[Begin RECORDS FOR THE TASK]

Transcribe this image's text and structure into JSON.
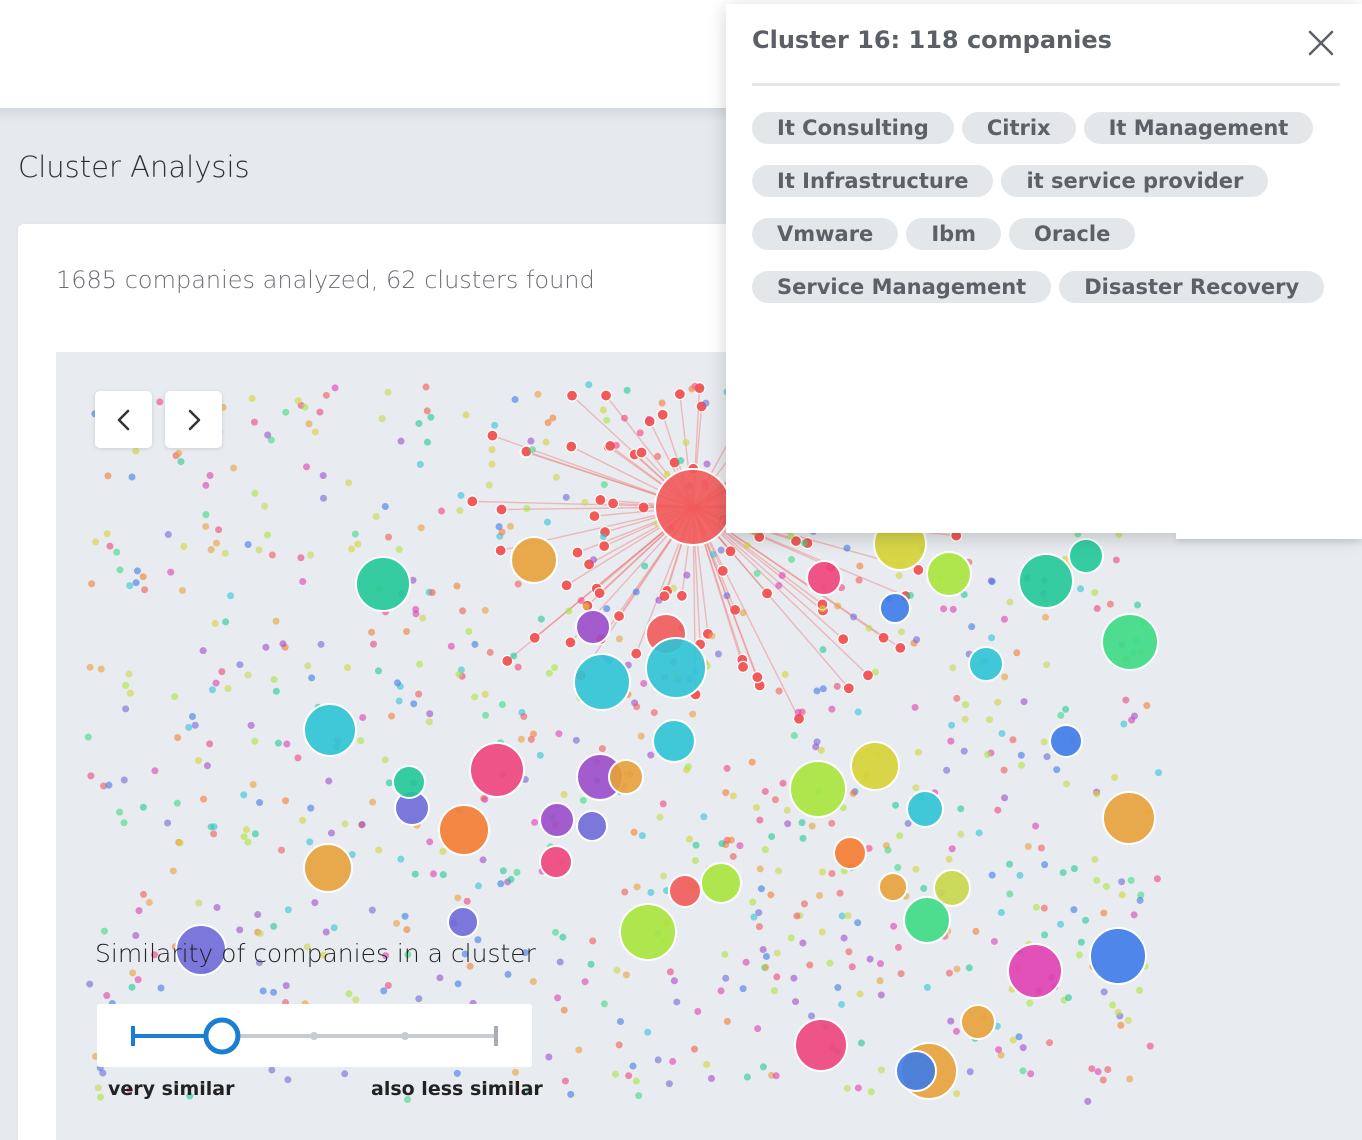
{
  "page": {
    "title": "Cluster Analysis"
  },
  "summary": {
    "text": "1685 companies analyzed, 62 clusters found"
  },
  "navigation": {
    "prev_icon": "chevron-left-icon",
    "next_icon": "chevron-right-icon"
  },
  "similarity": {
    "title": "Similarity of companies in a cluster",
    "left_label": "very similar",
    "right_label": "also less similar",
    "value_step": 2,
    "steps": 5,
    "accent": "#1a7fd4"
  },
  "panel": {
    "title": "Cluster 16: 118 companies",
    "close_icon": "close-icon",
    "tag_rows": [
      [
        "It Consulting",
        "Citrix",
        "It Management"
      ],
      [
        "It Infrastructure",
        "it service provider"
      ],
      [
        "Vmware",
        "Ibm",
        "Oracle"
      ],
      [
        "Service Management",
        "Disaster Recovery"
      ]
    ]
  },
  "colors": {
    "selected_cluster": "#f25a5a",
    "palette": [
      "#f25a5a",
      "#2ec4d6",
      "#a8e63c",
      "#3ddc84",
      "#9b4dca",
      "#e8a23a",
      "#f0447c",
      "#f57c30",
      "#d6d434",
      "#3d7be8",
      "#20c997",
      "#c9d84a",
      "#6f6ad8",
      "#e040b0"
    ]
  }
}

[End RECORDS FOR THE TASK]

> **AIM OF THE EXERCISE**: Produce an exact copy of each line of data, skipping embedded images.

> **SOLVED EXERCISE**:
Transcribe this image's text and structure into JSON.
{
  "page": {
    "title": "Cluster Analysis"
  },
  "summary": {
    "text": "1685 companies analyzed, 62 clusters found"
  },
  "navigation": {
    "prev_icon": "chevron-left-icon",
    "next_icon": "chevron-right-icon"
  },
  "similarity": {
    "title": "Similarity of companies in a cluster",
    "left_label": "very similar",
    "right_label": "also less similar",
    "value_step": 2,
    "steps": 5,
    "accent": "#1a7fd4"
  },
  "panel": {
    "title": "Cluster 16: 118 companies",
    "close_icon": "close-icon",
    "tag_rows": [
      [
        "It Consulting",
        "Citrix",
        "It Management"
      ],
      [
        "It Infrastructure",
        "it service provider"
      ],
      [
        "Vmware",
        "Ibm",
        "Oracle"
      ],
      [
        "Service Management",
        "Disaster Recovery"
      ]
    ]
  },
  "colors": {
    "selected_cluster": "#f25a5a",
    "palette": [
      "#f25a5a",
      "#2ec4d6",
      "#a8e63c",
      "#3ddc84",
      "#9b4dca",
      "#e8a23a",
      "#f0447c",
      "#f57c30",
      "#d6d434",
      "#3d7be8",
      "#20c997",
      "#c9d84a",
      "#6f6ad8",
      "#e040b0"
    ]
  }
}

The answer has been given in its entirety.